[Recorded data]
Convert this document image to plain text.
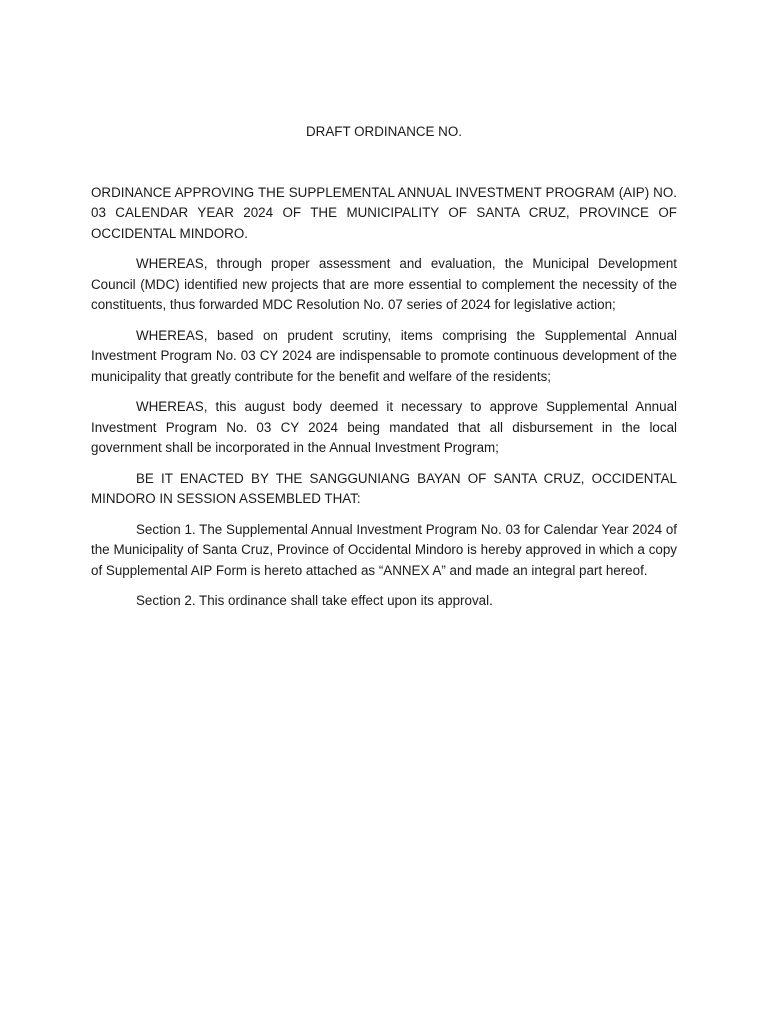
DRAFT ORDINANCE NO.
ORDINANCE APPROVING THE SUPPLEMENTAL ANNUAL INVESTMENT PROGRAM (AIP) NO. 03 CALENDAR YEAR 2024 OF THE MUNICIPALITY OF SANTA CRUZ, PROVINCE OF OCCIDENTAL MINDORO.

WHEREAS, through proper assessment and evaluation, the Municipal Development Council (MDC) identified new projects that are more essential to complement the necessity of the constituents, thus forwarded MDC Resolution No. 07 series of 2024 for legislative action;

WHEREAS, based on prudent scrutiny, items comprising the Supplemental Annual Investment Program No. 03 CY 2024 are indispensable to promote continuous development of the municipality that greatly contribute for the benefit and welfare of the residents;

WHEREAS, this august body deemed it necessary to approve Supplemental Annual Investment Program No. 03 CY 2024 being mandated that all disbursement in the local government shall be incorporated in the Annual Investment Program;

BE IT ENACTED BY THE SANGGUNIANG BAYAN OF SANTA CRUZ, OCCIDENTAL MINDORO IN SESSION ASSEMBLED THAT:

Section 1. The Supplemental Annual Investment Program No. 03 for Calendar Year 2024 of the Municipality of Santa Cruz, Province of Occidental Mindoro is hereby approved in which a copy of Supplemental AIP Form is hereto attached as “ANNEX A” and made an integral part hereof.

Section 2. This ordinance shall take effect upon its approval.
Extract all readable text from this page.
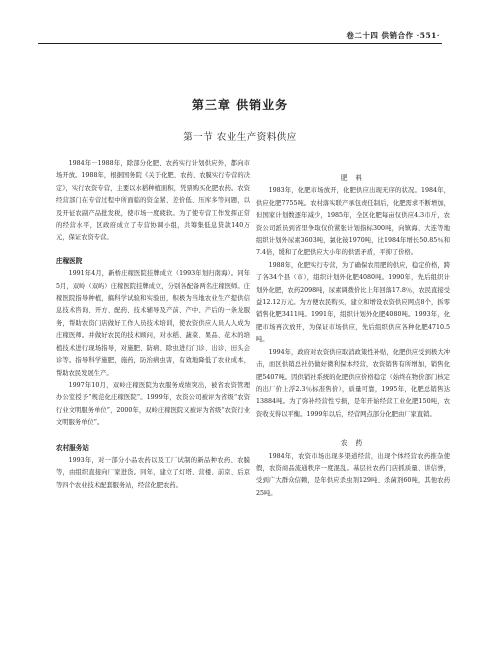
卷二十四 供销合作 ·551·
第三章 供销业务
第一节 农业生产资料供应

1984年－1988年，除部分化肥、农药实行计划供应外，都向市场开放。1988年，根据国务院《关于化肥、农药、农膜实行专营的决定》，实行农资专营，主要以水稻种植面积，凭票购买化肥农药。农资经营部门在专营过程中所面临的资金紧、差价低、压库多等问题，以及开征农副产品批发税，使市场一度疲软。为了使专营工作发挥正常的经营水平，区政府成立了专营协调小组，共筹集低息贷款140万元，保证农资专营。

庄稼医院

1991年4月，新桥庄稼医院挂牌成立（1993年划归南海）。同年5月，双岭（双屿）庄稼医院挂牌成立，分别各配备两名庄稼医师。庄稼医院指导种植，搞科学试验和实验田，积极为当地农业生产提供信息技术咨询、开方、配药、技术辅导及产前、产中、产后的一条龙服务，帮助农资门店做好工作人员技术培训，使农资供应人员人人成为庄稼医师。并做好农民的技术顾问，对水稻、蔬菜、果品、花木的培植技术进行现场指导，对施肥、防病、除虫进行门诊、出诊、田头会诊等。指导科学施肥，施药，防治病虫害，有效地降低了农业成本，帮助农民发展生产。

1997年10月，双岭庄稼医院为农服务成绩突出，被省农资管理办公室授予“规范化庄稼医院”。1999年，农资公司被评为省级“农资行业文明服务单位”，2000年，双岭庄稼医院又被评为省级“农资行业文明服务单位”。

农村服务站

1993年，对一部分小品农药以及工厂试制的新品种农药、农膜等，由组织直接向厂家进货。同年，建立了灯塔、营楼、前京、后京等四个农业技术配套服务站，经营化肥农药。

肥 料

1983年，化肥市场放开，化肥供应出现无序的状况。1984年，供应化肥7755吨。农村落实联产承包责任制后，化肥需求不断增加，但国家计划数逐年减少，1985年，全区化肥每亩仅供应4.3市斤，农资公司派员到省里争取仅价紧张计划指标300吨，向镇海、大连等地组织计划外尿素3603吨，氯化铵1970吨，比1984年增长50.85％和7.4倍，缓和了化肥供应大小年的供需矛盾，平抑了价格。

1988年，化肥实行专营，为了确保农用肥的供应，稳定价格，跨了各34个县（市），组织计划外化肥4080吨。1990年，先后组织计划外化肥，农药2098吨，尿素调拨价比上年回落17.8％，农民直接受益12.12万元。为方便农民购买，建立和增设农资供应网点8个，拆零销售化肥3411吨。1991年，组织计划外化肥4080吨。1993年，化肥市场再次放开，为保证市场供应，先后组织供应各种化肥4710.5吨。

1994年，政府对农资供应取消政策性补贴，化肥供应受到极大冲击，而区供销总社仍做好微利保本经营，农资销售有所增加，销售化肥5407吨。因供销社系统的化肥供应价格稳定（始终在物价部门核定的出厂价上浮2.3％标准售价），质量可靠，1995年，化肥总销售达13884吨。为了弥补经营性亏损，是年开始经营工业化肥150吨，农资收支得以平衡。1999年以后，经营网点部分化肥由厂家直销。

农 药

1984年，农资市场出现多渠道经营，出现个体经营农药推杂使假，农资商品流通秩序一度混乱。基层社农药门店抓质量、讲信誉，受到广大群众信赖，是年供应杀虫剂129吨、杀菌剂60吨，其他农药25吨。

Stated problem: Each line that holds the word "text" should be extracted from the records.

Final result:
Convert this document image to plain text.
Extract all readable text from this page.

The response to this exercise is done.